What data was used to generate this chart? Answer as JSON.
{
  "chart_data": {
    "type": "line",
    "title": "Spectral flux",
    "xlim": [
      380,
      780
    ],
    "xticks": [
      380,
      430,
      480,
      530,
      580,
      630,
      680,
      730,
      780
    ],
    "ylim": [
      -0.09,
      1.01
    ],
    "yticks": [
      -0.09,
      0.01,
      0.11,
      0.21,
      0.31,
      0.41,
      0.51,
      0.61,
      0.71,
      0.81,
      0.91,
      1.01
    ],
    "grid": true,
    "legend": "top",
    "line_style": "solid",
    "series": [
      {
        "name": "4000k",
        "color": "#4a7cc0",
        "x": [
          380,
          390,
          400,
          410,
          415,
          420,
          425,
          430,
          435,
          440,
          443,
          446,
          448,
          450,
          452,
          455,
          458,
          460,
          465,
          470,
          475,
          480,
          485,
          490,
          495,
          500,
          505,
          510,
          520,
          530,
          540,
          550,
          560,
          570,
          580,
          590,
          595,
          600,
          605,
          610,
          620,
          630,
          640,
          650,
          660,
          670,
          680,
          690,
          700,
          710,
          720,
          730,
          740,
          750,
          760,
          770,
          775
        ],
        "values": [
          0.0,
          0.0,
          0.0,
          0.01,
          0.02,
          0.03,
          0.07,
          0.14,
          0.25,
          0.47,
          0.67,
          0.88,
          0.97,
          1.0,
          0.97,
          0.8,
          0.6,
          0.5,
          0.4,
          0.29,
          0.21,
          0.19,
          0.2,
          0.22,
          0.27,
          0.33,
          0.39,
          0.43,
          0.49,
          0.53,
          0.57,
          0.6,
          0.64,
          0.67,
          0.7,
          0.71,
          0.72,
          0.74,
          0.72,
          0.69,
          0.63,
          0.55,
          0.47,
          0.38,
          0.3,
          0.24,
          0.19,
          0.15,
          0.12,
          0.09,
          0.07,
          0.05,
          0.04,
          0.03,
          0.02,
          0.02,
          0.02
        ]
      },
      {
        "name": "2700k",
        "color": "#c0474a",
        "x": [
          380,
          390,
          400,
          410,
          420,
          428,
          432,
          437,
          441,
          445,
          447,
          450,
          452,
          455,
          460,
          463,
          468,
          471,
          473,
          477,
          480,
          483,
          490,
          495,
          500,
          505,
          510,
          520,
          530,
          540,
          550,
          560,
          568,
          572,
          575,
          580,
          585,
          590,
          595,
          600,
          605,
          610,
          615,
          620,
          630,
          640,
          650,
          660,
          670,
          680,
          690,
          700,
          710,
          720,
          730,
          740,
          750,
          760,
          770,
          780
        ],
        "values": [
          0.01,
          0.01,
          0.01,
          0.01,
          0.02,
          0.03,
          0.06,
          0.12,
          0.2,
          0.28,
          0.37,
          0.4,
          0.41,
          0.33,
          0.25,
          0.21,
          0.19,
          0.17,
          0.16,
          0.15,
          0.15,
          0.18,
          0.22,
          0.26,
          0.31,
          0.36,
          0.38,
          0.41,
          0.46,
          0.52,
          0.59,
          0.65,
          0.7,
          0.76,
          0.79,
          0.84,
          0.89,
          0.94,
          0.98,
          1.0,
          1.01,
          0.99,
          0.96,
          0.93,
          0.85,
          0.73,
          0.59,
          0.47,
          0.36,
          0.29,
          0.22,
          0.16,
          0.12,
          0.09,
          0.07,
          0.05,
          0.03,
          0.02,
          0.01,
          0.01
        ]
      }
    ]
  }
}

*STATED GOAL*. All of the lines above need to be given again exactly.

*OUTPUT FOR THIS TASK*.
What data was used to generate this chart? Answer as JSON.
{
  "chart_data": {
    "type": "line",
    "title": "Spectral flux",
    "xlim": [
      380,
      780
    ],
    "xticks": [
      380,
      430,
      480,
      530,
      580,
      630,
      680,
      730,
      780
    ],
    "ylim": [
      -0.09,
      1.01
    ],
    "yticks": [
      -0.09,
      0.01,
      0.11,
      0.21,
      0.31,
      0.41,
      0.51,
      0.61,
      0.71,
      0.81,
      0.91,
      1.01
    ],
    "grid": true,
    "legend": "top",
    "line_style": "solid",
    "series": [
      {
        "name": "4000k",
        "color": "#4a7cc0",
        "x": [
          380,
          390,
          400,
          410,
          415,
          420,
          425,
          430,
          435,
          440,
          443,
          446,
          448,
          450,
          452,
          455,
          458,
          460,
          465,
          470,
          475,
          480,
          485,
          490,
          495,
          500,
          505,
          510,
          520,
          530,
          540,
          550,
          560,
          570,
          580,
          590,
          595,
          600,
          605,
          610,
          620,
          630,
          640,
          650,
          660,
          670,
          680,
          690,
          700,
          710,
          720,
          730,
          740,
          750,
          760,
          770,
          775
        ],
        "values": [
          0.0,
          0.0,
          0.0,
          0.01,
          0.02,
          0.03,
          0.07,
          0.14,
          0.25,
          0.47,
          0.67,
          0.88,
          0.97,
          1.0,
          0.97,
          0.8,
          0.6,
          0.5,
          0.4,
          0.29,
          0.21,
          0.19,
          0.2,
          0.22,
          0.27,
          0.33,
          0.39,
          0.43,
          0.49,
          0.53,
          0.57,
          0.6,
          0.64,
          0.67,
          0.7,
          0.71,
          0.72,
          0.74,
          0.72,
          0.69,
          0.63,
          0.55,
          0.47,
          0.38,
          0.3,
          0.24,
          0.19,
          0.15,
          0.12,
          0.09,
          0.07,
          0.05,
          0.04,
          0.03,
          0.02,
          0.02,
          0.02
        ]
      },
      {
        "name": "2700k",
        "color": "#c0474a",
        "x": [
          380,
          390,
          400,
          410,
          420,
          428,
          432,
          437,
          441,
          445,
          447,
          450,
          452,
          455,
          460,
          463,
          468,
          471,
          473,
          477,
          480,
          483,
          490,
          495,
          500,
          505,
          510,
          520,
          530,
          540,
          550,
          560,
          568,
          572,
          575,
          580,
          585,
          590,
          595,
          600,
          605,
          610,
          615,
          620,
          630,
          640,
          650,
          660,
          670,
          680,
          690,
          700,
          710,
          720,
          730,
          740,
          750,
          760,
          770,
          780
        ],
        "values": [
          0.01,
          0.01,
          0.01,
          0.01,
          0.02,
          0.03,
          0.06,
          0.12,
          0.2,
          0.28,
          0.37,
          0.4,
          0.41,
          0.33,
          0.25,
          0.21,
          0.19,
          0.17,
          0.16,
          0.15,
          0.15,
          0.18,
          0.22,
          0.26,
          0.31,
          0.36,
          0.38,
          0.41,
          0.46,
          0.52,
          0.59,
          0.65,
          0.7,
          0.76,
          0.79,
          0.84,
          0.89,
          0.94,
          0.98,
          1.0,
          1.01,
          0.99,
          0.96,
          0.93,
          0.85,
          0.73,
          0.59,
          0.47,
          0.36,
          0.29,
          0.22,
          0.16,
          0.12,
          0.09,
          0.07,
          0.05,
          0.03,
          0.02,
          0.01,
          0.01
        ]
      }
    ]
  }
}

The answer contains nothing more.